Directions: Extract each line of the records below that contains the word "data".
**** Supplied records ****
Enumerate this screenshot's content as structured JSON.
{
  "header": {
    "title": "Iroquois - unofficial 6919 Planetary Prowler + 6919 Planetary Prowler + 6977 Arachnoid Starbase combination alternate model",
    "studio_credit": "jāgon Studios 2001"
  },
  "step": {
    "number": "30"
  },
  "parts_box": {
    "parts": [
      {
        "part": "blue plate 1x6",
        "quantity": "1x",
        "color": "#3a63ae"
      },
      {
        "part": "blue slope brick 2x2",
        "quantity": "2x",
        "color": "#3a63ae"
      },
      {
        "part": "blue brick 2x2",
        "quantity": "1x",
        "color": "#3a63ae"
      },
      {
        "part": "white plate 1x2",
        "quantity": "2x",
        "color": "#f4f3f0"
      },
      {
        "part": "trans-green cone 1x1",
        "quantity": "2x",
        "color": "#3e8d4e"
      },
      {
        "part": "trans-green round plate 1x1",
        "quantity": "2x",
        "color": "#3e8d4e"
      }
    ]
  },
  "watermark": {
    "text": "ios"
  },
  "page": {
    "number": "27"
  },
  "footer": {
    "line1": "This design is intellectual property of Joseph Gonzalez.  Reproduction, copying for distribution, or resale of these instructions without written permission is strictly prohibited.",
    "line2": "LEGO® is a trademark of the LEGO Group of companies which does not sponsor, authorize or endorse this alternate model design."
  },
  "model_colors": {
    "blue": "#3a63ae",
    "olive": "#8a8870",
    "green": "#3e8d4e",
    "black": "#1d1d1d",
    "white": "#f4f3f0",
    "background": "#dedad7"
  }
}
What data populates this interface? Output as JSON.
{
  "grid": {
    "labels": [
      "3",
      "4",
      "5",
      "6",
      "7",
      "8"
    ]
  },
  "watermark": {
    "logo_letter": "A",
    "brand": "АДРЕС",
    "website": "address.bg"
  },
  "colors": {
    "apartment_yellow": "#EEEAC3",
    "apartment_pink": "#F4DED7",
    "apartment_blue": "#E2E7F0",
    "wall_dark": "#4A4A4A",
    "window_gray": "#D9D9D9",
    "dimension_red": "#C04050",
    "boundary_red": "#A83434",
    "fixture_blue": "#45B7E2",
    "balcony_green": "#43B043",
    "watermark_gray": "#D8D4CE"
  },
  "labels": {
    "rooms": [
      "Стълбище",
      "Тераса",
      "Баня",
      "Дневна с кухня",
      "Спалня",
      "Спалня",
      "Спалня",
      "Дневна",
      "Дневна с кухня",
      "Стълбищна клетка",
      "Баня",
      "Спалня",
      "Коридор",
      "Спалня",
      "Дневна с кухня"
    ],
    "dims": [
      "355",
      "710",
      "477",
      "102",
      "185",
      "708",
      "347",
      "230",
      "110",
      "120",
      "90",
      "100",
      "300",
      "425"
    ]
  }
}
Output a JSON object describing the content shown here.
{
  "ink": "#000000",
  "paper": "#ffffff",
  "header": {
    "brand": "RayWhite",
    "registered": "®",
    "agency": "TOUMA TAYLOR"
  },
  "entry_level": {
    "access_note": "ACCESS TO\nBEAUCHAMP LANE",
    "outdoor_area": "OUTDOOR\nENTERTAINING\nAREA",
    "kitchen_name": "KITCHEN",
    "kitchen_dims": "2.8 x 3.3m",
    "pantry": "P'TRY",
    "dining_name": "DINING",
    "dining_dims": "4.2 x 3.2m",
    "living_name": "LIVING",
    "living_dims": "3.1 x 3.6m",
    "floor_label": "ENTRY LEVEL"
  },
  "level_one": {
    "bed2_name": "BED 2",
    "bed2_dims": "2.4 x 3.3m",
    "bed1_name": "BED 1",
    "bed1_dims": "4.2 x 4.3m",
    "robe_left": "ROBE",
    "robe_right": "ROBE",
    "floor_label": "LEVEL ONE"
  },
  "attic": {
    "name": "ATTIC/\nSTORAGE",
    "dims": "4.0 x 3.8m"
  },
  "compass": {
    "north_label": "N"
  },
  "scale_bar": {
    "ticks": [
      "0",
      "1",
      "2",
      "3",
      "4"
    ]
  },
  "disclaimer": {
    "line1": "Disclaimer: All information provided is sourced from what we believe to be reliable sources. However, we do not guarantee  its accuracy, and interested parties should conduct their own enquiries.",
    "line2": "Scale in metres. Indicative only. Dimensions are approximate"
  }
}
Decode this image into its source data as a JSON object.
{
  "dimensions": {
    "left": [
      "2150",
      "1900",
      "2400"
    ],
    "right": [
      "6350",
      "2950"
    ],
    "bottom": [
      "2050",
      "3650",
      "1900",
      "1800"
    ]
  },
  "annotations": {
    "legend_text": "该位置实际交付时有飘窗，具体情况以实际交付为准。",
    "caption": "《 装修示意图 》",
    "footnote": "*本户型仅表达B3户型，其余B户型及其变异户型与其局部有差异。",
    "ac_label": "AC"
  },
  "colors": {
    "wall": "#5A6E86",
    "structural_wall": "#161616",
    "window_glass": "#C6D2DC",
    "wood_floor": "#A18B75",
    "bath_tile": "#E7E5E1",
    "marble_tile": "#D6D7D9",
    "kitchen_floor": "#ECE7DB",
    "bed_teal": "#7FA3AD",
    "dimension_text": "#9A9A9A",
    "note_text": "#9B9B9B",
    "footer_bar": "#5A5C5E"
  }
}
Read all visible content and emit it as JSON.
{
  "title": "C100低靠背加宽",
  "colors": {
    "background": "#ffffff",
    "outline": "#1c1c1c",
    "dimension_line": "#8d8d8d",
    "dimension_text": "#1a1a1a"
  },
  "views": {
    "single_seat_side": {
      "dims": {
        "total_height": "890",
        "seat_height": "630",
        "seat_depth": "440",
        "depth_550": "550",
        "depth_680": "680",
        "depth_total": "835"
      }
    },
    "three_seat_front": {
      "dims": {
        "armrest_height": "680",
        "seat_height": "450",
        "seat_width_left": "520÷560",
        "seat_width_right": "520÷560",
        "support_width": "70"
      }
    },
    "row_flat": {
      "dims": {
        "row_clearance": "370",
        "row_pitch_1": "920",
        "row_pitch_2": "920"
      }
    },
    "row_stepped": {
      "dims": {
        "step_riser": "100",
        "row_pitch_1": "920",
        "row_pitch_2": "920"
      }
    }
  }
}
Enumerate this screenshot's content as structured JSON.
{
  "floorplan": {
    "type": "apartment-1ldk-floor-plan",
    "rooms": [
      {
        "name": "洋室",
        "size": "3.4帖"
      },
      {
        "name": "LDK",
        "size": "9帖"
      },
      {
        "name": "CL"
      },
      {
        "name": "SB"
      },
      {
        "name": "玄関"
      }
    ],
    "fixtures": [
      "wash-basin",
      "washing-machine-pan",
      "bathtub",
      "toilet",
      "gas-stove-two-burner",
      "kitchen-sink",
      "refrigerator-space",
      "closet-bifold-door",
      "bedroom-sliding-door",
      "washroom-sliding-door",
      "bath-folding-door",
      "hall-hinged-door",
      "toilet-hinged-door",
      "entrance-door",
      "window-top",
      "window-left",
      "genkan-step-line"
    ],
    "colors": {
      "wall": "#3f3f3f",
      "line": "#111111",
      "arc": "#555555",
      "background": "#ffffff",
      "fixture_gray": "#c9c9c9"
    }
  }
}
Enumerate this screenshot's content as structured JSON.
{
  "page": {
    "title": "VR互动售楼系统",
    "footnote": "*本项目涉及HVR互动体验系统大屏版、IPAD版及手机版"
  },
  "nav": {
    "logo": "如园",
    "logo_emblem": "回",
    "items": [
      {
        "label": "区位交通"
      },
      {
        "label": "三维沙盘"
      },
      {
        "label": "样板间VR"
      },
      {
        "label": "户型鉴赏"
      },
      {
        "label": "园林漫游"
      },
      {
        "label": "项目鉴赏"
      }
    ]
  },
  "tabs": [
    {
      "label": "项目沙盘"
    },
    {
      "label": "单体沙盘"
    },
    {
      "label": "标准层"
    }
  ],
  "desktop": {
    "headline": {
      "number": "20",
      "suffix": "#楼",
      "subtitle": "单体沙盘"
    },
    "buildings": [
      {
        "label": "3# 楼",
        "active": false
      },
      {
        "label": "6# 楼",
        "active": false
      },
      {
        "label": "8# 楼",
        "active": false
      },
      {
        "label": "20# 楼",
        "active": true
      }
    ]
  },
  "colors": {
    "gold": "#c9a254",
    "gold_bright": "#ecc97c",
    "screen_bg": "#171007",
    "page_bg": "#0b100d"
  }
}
****
Exercise answer:
What data populates this interface? Output as JSON.
Decode this image into its source data as a JSON object.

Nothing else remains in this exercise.